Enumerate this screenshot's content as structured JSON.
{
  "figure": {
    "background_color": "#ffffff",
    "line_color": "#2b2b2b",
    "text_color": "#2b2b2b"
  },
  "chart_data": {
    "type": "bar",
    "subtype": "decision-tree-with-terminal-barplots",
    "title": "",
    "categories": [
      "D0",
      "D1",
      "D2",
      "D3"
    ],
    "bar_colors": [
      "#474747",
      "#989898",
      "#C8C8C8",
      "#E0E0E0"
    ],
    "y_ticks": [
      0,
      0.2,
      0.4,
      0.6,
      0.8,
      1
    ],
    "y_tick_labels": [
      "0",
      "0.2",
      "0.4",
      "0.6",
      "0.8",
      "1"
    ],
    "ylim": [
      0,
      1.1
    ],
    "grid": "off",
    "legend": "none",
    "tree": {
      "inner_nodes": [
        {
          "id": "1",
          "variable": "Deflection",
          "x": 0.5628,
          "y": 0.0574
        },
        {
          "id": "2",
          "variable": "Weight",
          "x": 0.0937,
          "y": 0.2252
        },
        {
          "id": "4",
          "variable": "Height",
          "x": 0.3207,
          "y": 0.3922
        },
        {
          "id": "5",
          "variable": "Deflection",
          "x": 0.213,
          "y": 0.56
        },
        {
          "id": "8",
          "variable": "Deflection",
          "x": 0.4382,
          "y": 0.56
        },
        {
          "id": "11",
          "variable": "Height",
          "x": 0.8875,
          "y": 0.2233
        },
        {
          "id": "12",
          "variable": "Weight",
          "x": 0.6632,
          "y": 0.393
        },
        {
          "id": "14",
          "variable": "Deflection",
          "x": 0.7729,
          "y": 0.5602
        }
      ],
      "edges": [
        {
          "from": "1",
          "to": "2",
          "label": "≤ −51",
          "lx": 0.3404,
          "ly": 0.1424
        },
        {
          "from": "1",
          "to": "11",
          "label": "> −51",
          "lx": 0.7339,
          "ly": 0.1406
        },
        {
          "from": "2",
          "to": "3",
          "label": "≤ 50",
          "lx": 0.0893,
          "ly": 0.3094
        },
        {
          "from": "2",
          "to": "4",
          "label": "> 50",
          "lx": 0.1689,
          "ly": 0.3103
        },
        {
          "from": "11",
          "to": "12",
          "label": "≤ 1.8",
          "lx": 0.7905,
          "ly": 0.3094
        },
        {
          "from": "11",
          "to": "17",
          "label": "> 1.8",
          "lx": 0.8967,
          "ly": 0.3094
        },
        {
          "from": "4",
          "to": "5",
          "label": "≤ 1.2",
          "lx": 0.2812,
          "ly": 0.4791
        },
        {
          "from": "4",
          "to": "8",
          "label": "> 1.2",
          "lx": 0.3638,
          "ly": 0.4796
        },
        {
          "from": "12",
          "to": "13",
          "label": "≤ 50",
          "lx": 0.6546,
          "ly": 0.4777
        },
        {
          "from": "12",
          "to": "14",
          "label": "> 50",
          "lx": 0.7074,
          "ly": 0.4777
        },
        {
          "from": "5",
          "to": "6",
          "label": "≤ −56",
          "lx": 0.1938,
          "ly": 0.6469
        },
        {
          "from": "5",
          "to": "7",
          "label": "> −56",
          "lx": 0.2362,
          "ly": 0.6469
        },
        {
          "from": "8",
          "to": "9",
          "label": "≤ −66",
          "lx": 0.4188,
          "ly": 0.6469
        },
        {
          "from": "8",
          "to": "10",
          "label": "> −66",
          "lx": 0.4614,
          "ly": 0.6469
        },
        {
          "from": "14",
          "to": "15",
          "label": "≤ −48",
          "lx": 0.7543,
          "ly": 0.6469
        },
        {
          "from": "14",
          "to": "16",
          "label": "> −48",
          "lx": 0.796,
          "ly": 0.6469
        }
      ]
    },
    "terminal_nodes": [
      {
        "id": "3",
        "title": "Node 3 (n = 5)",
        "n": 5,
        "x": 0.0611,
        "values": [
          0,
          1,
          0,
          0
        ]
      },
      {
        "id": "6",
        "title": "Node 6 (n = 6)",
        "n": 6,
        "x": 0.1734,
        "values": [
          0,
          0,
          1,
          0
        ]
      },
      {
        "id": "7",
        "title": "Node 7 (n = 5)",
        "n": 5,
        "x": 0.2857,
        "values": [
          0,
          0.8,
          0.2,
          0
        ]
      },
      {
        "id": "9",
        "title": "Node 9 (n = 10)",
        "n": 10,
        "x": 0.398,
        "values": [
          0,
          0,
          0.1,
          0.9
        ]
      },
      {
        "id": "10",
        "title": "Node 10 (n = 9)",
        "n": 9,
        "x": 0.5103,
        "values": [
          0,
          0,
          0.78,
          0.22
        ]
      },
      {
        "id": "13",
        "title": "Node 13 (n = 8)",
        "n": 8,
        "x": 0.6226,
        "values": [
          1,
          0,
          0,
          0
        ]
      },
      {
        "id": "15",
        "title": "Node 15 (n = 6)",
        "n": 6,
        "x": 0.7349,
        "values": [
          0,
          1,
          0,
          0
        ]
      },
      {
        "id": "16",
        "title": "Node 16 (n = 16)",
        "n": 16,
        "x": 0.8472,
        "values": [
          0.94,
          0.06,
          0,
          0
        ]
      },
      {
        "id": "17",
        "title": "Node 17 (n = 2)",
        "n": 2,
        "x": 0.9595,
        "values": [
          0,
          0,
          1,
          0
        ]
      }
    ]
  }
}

WORK TO DO — Your task is to repeat every entry exactly.

RESPONSE —
Enumerate this screenshot's content as structured JSON.
{
  "figure": {
    "background_color": "#ffffff",
    "line_color": "#2b2b2b",
    "text_color": "#2b2b2b"
  },
  "chart_data": {
    "type": "bar",
    "subtype": "decision-tree-with-terminal-barplots",
    "title": "",
    "categories": [
      "D0",
      "D1",
      "D2",
      "D3"
    ],
    "bar_colors": [
      "#474747",
      "#989898",
      "#C8C8C8",
      "#E0E0E0"
    ],
    "y_ticks": [
      0,
      0.2,
      0.4,
      0.6,
      0.8,
      1
    ],
    "y_tick_labels": [
      "0",
      "0.2",
      "0.4",
      "0.6",
      "0.8",
      "1"
    ],
    "ylim": [
      0,
      1.1
    ],
    "grid": "off",
    "legend": "none",
    "tree": {
      "inner_nodes": [
        {
          "id": "1",
          "variable": "Deflection",
          "x": 0.5628,
          "y": 0.0574
        },
        {
          "id": "2",
          "variable": "Weight",
          "x": 0.0937,
          "y": 0.2252
        },
        {
          "id": "4",
          "variable": "Height",
          "x": 0.3207,
          "y": 0.3922
        },
        {
          "id": "5",
          "variable": "Deflection",
          "x": 0.213,
          "y": 0.56
        },
        {
          "id": "8",
          "variable": "Deflection",
          "x": 0.4382,
          "y": 0.56
        },
        {
          "id": "11",
          "variable": "Height",
          "x": 0.8875,
          "y": 0.2233
        },
        {
          "id": "12",
          "variable": "Weight",
          "x": 0.6632,
          "y": 0.393
        },
        {
          "id": "14",
          "variable": "Deflection",
          "x": 0.7729,
          "y": 0.5602
        }
      ],
      "edges": [
        {
          "from": "1",
          "to": "2",
          "label": "≤ −51",
          "lx": 0.3404,
          "ly": 0.1424
        },
        {
          "from": "1",
          "to": "11",
          "label": "> −51",
          "lx": 0.7339,
          "ly": 0.1406
        },
        {
          "from": "2",
          "to": "3",
          "label": "≤ 50",
          "lx": 0.0893,
          "ly": 0.3094
        },
        {
          "from": "2",
          "to": "4",
          "label": "> 50",
          "lx": 0.1689,
          "ly": 0.3103
        },
        {
          "from": "11",
          "to": "12",
          "label": "≤ 1.8",
          "lx": 0.7905,
          "ly": 0.3094
        },
        {
          "from": "11",
          "to": "17",
          "label": "> 1.8",
          "lx": 0.8967,
          "ly": 0.3094
        },
        {
          "from": "4",
          "to": "5",
          "label": "≤ 1.2",
          "lx": 0.2812,
          "ly": 0.4791
        },
        {
          "from": "4",
          "to": "8",
          "label": "> 1.2",
          "lx": 0.3638,
          "ly": 0.4796
        },
        {
          "from": "12",
          "to": "13",
          "label": "≤ 50",
          "lx": 0.6546,
          "ly": 0.4777
        },
        {
          "from": "12",
          "to": "14",
          "label": "> 50",
          "lx": 0.7074,
          "ly": 0.4777
        },
        {
          "from": "5",
          "to": "6",
          "label": "≤ −56",
          "lx": 0.1938,
          "ly": 0.6469
        },
        {
          "from": "5",
          "to": "7",
          "label": "> −56",
          "lx": 0.2362,
          "ly": 0.6469
        },
        {
          "from": "8",
          "to": "9",
          "label": "≤ −66",
          "lx": 0.4188,
          "ly": 0.6469
        },
        {
          "from": "8",
          "to": "10",
          "label": "> −66",
          "lx": 0.4614,
          "ly": 0.6469
        },
        {
          "from": "14",
          "to": "15",
          "label": "≤ −48",
          "lx": 0.7543,
          "ly": 0.6469
        },
        {
          "from": "14",
          "to": "16",
          "label": "> −48",
          "lx": 0.796,
          "ly": 0.6469
        }
      ]
    },
    "terminal_nodes": [
      {
        "id": "3",
        "title": "Node 3 (n = 5)",
        "n": 5,
        "x": 0.0611,
        "values": [
          0,
          1,
          0,
          0
        ]
      },
      {
        "id": "6",
        "title": "Node 6 (n = 6)",
        "n": 6,
        "x": 0.1734,
        "values": [
          0,
          0,
          1,
          0
        ]
      },
      {
        "id": "7",
        "title": "Node 7 (n = 5)",
        "n": 5,
        "x": 0.2857,
        "values": [
          0,
          0.8,
          0.2,
          0
        ]
      },
      {
        "id": "9",
        "title": "Node 9 (n = 10)",
        "n": 10,
        "x": 0.398,
        "values": [
          0,
          0,
          0.1,
          0.9
        ]
      },
      {
        "id": "10",
        "title": "Node 10 (n = 9)",
        "n": 9,
        "x": 0.5103,
        "values": [
          0,
          0,
          0.78,
          0.22
        ]
      },
      {
        "id": "13",
        "title": "Node 13 (n = 8)",
        "n": 8,
        "x": 0.6226,
        "values": [
          1,
          0,
          0,
          0
        ]
      },
      {
        "id": "15",
        "title": "Node 15 (n = 6)",
        "n": 6,
        "x": 0.7349,
        "values": [
          0,
          1,
          0,
          0
        ]
      },
      {
        "id": "16",
        "title": "Node 16 (n = 16)",
        "n": 16,
        "x": 0.8472,
        "values": [
          0.94,
          0.06,
          0,
          0
        ]
      },
      {
        "id": "17",
        "title": "Node 17 (n = 2)",
        "n": 2,
        "x": 0.9595,
        "values": [
          0,
          0,
          1,
          0
        ]
      }
    ]
  }
}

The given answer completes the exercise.